WHAT IS REQUIRED -
The records that follow are to be repeated exactly, with the pictures removed.

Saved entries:
****************************************

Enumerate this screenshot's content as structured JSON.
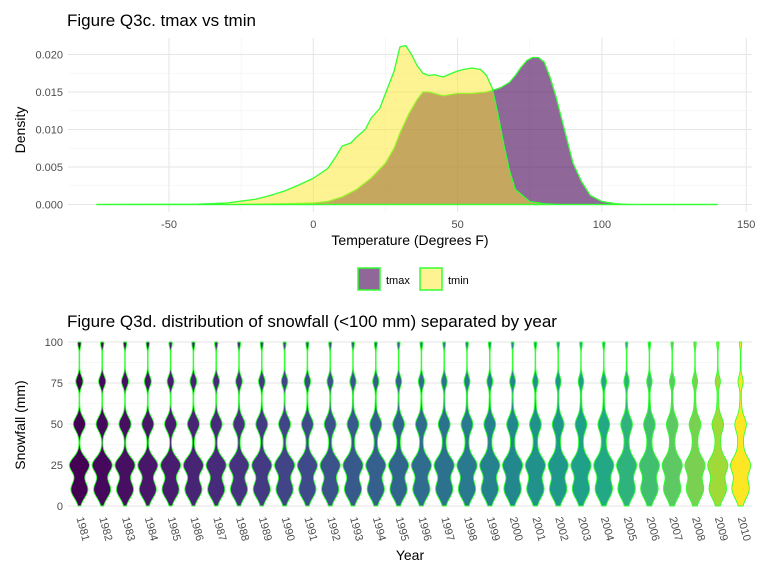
{
  "chart_data": [
    {
      "type": "area",
      "title": "Figure Q3c. tmax vs tmin",
      "xlabel": "Temperature (Degrees F)",
      "ylabel": "Density",
      "xlim": [
        -85,
        152
      ],
      "ylim": [
        -0.001,
        0.0222
      ],
      "xticks": [
        -50,
        0,
        50,
        100,
        150
      ],
      "xtick_labels": [
        "-50",
        "0",
        "50",
        "100",
        "150"
      ],
      "yticks": [
        0,
        0.005,
        0.01,
        0.015,
        0.02
      ],
      "ytick_labels": [
        "0.000",
        "0.005",
        "0.010",
        "0.015",
        "0.020"
      ],
      "grid": true,
      "legend_position": "bottom",
      "outline_color": "#33ff33",
      "series": [
        {
          "name": "tmax",
          "fill": "#440154",
          "opacity": 0.6,
          "x": [
            -75,
            -30,
            -20,
            -10,
            0,
            5,
            10,
            15,
            20,
            25,
            28,
            30,
            33,
            36,
            38,
            40,
            45,
            50,
            55,
            60,
            62,
            65,
            68,
            70,
            72,
            74,
            76,
            78,
            80,
            82,
            84,
            86,
            88,
            90,
            93,
            96,
            100,
            105,
            110,
            140
          ],
          "y": [
            0,
            0,
            5e-05,
            0.0001,
            0.0002,
            0.0004,
            0.001,
            0.002,
            0.0035,
            0.0055,
            0.0075,
            0.0095,
            0.012,
            0.014,
            0.015,
            0.015,
            0.0145,
            0.0148,
            0.0148,
            0.015,
            0.0152,
            0.0156,
            0.0163,
            0.0172,
            0.0183,
            0.0192,
            0.0196,
            0.0196,
            0.019,
            0.017,
            0.0145,
            0.0115,
            0.0085,
            0.0055,
            0.003,
            0.0012,
            0.0004,
            0.0001,
            0,
            0
          ]
        },
        {
          "name": "tmin",
          "fill": "#fde725",
          "opacity": 0.5,
          "x": [
            -75,
            -40,
            -30,
            -20,
            -15,
            -10,
            -5,
            0,
            5,
            8,
            10,
            13,
            15,
            18,
            20,
            23,
            25,
            28,
            30,
            32,
            34,
            36,
            38,
            40,
            42,
            45,
            48,
            50,
            52,
            55,
            58,
            60,
            62,
            64,
            66,
            68,
            70,
            75,
            80,
            85,
            140
          ],
          "y": [
            0,
            5e-05,
            0.0002,
            0.0007,
            0.0012,
            0.0018,
            0.0026,
            0.0035,
            0.0048,
            0.0065,
            0.0078,
            0.0082,
            0.009,
            0.01,
            0.0115,
            0.0128,
            0.0148,
            0.0178,
            0.021,
            0.0212,
            0.02,
            0.0185,
            0.0175,
            0.0172,
            0.0173,
            0.017,
            0.0175,
            0.0178,
            0.018,
            0.0182,
            0.018,
            0.0172,
            0.0155,
            0.012,
            0.008,
            0.0045,
            0.002,
            0.0004,
            0.0001,
            0,
            0
          ]
        }
      ]
    },
    {
      "type": "violin",
      "title": "Figure Q3d. distribution of snowfall (<100 mm) separated by year",
      "xlabel": "Year",
      "ylabel": "Snowfall (mm)",
      "ylim": [
        0,
        100
      ],
      "yticks": [
        0,
        25,
        50,
        75,
        100
      ],
      "ytick_labels": [
        "0",
        "25",
        "50",
        "75",
        "100"
      ],
      "grid": true,
      "outline_color": "#33ff33",
      "categories": [
        "1981",
        "1982",
        "1983",
        "1984",
        "1985",
        "1986",
        "1987",
        "1988",
        "1989",
        "1990",
        "1991",
        "1992",
        "1993",
        "1994",
        "1995",
        "1996",
        "1997",
        "1998",
        "1999",
        "2000",
        "2001",
        "2002",
        "2003",
        "2004",
        "2005",
        "2006",
        "2007",
        "2008",
        "2009",
        "2010"
      ],
      "fill_colors": [
        "#440154",
        "#46085c",
        "#470f62",
        "#481769",
        "#481d6f",
        "#482475",
        "#472b7a",
        "#46327e",
        "#443983",
        "#414487",
        "#3e4a89",
        "#3b528b",
        "#38598c",
        "#355f8d",
        "#32658e",
        "#2f6c8e",
        "#2c728e",
        "#297a8e",
        "#26818e",
        "#23888e",
        "#21918c",
        "#1f988b",
        "#1fa088",
        "#22a884",
        "#2eb37c",
        "#42be71",
        "#5ec962",
        "#7ad151",
        "#a0da39",
        "#fde725"
      ]
    }
  ]
}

****************************************

RESULT FOR THIS TASK -
Enumerate this screenshot's content as structured JSON.
{
  "chart_data": [
    {
      "type": "area",
      "title": "Figure Q3c. tmax vs tmin",
      "xlabel": "Temperature (Degrees F)",
      "ylabel": "Density",
      "xlim": [
        -85,
        152
      ],
      "ylim": [
        -0.001,
        0.0222
      ],
      "xticks": [
        -50,
        0,
        50,
        100,
        150
      ],
      "xtick_labels": [
        "-50",
        "0",
        "50",
        "100",
        "150"
      ],
      "yticks": [
        0,
        0.005,
        0.01,
        0.015,
        0.02
      ],
      "ytick_labels": [
        "0.000",
        "0.005",
        "0.010",
        "0.015",
        "0.020"
      ],
      "grid": true,
      "legend_position": "bottom",
      "outline_color": "#33ff33",
      "series": [
        {
          "name": "tmax",
          "fill": "#440154",
          "opacity": 0.6,
          "x": [
            -75,
            -30,
            -20,
            -10,
            0,
            5,
            10,
            15,
            20,
            25,
            28,
            30,
            33,
            36,
            38,
            40,
            45,
            50,
            55,
            60,
            62,
            65,
            68,
            70,
            72,
            74,
            76,
            78,
            80,
            82,
            84,
            86,
            88,
            90,
            93,
            96,
            100,
            105,
            110,
            140
          ],
          "y": [
            0,
            0,
            5e-05,
            0.0001,
            0.0002,
            0.0004,
            0.001,
            0.002,
            0.0035,
            0.0055,
            0.0075,
            0.0095,
            0.012,
            0.014,
            0.015,
            0.015,
            0.0145,
            0.0148,
            0.0148,
            0.015,
            0.0152,
            0.0156,
            0.0163,
            0.0172,
            0.0183,
            0.0192,
            0.0196,
            0.0196,
            0.019,
            0.017,
            0.0145,
            0.0115,
            0.0085,
            0.0055,
            0.003,
            0.0012,
            0.0004,
            0.0001,
            0,
            0
          ]
        },
        {
          "name": "tmin",
          "fill": "#fde725",
          "opacity": 0.5,
          "x": [
            -75,
            -40,
            -30,
            -20,
            -15,
            -10,
            -5,
            0,
            5,
            8,
            10,
            13,
            15,
            18,
            20,
            23,
            25,
            28,
            30,
            32,
            34,
            36,
            38,
            40,
            42,
            45,
            48,
            50,
            52,
            55,
            58,
            60,
            62,
            64,
            66,
            68,
            70,
            75,
            80,
            85,
            140
          ],
          "y": [
            0,
            5e-05,
            0.0002,
            0.0007,
            0.0012,
            0.0018,
            0.0026,
            0.0035,
            0.0048,
            0.0065,
            0.0078,
            0.0082,
            0.009,
            0.01,
            0.0115,
            0.0128,
            0.0148,
            0.0178,
            0.021,
            0.0212,
            0.02,
            0.0185,
            0.0175,
            0.0172,
            0.0173,
            0.017,
            0.0175,
            0.0178,
            0.018,
            0.0182,
            0.018,
            0.0172,
            0.0155,
            0.012,
            0.008,
            0.0045,
            0.002,
            0.0004,
            0.0001,
            0,
            0
          ]
        }
      ]
    },
    {
      "type": "violin",
      "title": "Figure Q3d. distribution of snowfall (<100 mm) separated by year",
      "xlabel": "Year",
      "ylabel": "Snowfall (mm)",
      "ylim": [
        0,
        100
      ],
      "yticks": [
        0,
        25,
        50,
        75,
        100
      ],
      "ytick_labels": [
        "0",
        "25",
        "50",
        "75",
        "100"
      ],
      "grid": true,
      "outline_color": "#33ff33",
      "categories": [
        "1981",
        "1982",
        "1983",
        "1984",
        "1985",
        "1986",
        "1987",
        "1988",
        "1989",
        "1990",
        "1991",
        "1992",
        "1993",
        "1994",
        "1995",
        "1996",
        "1997",
        "1998",
        "1999",
        "2000",
        "2001",
        "2002",
        "2003",
        "2004",
        "2005",
        "2006",
        "2007",
        "2008",
        "2009",
        "2010"
      ],
      "fill_colors": [
        "#440154",
        "#46085c",
        "#470f62",
        "#481769",
        "#481d6f",
        "#482475",
        "#472b7a",
        "#46327e",
        "#443983",
        "#414487",
        "#3e4a89",
        "#3b528b",
        "#38598c",
        "#355f8d",
        "#32658e",
        "#2f6c8e",
        "#2c728e",
        "#297a8e",
        "#26818e",
        "#23888e",
        "#21918c",
        "#1f988b",
        "#1fa088",
        "#22a884",
        "#2eb37c",
        "#42be71",
        "#5ec962",
        "#7ad151",
        "#a0da39",
        "#fde725"
      ]
    }
  ]
}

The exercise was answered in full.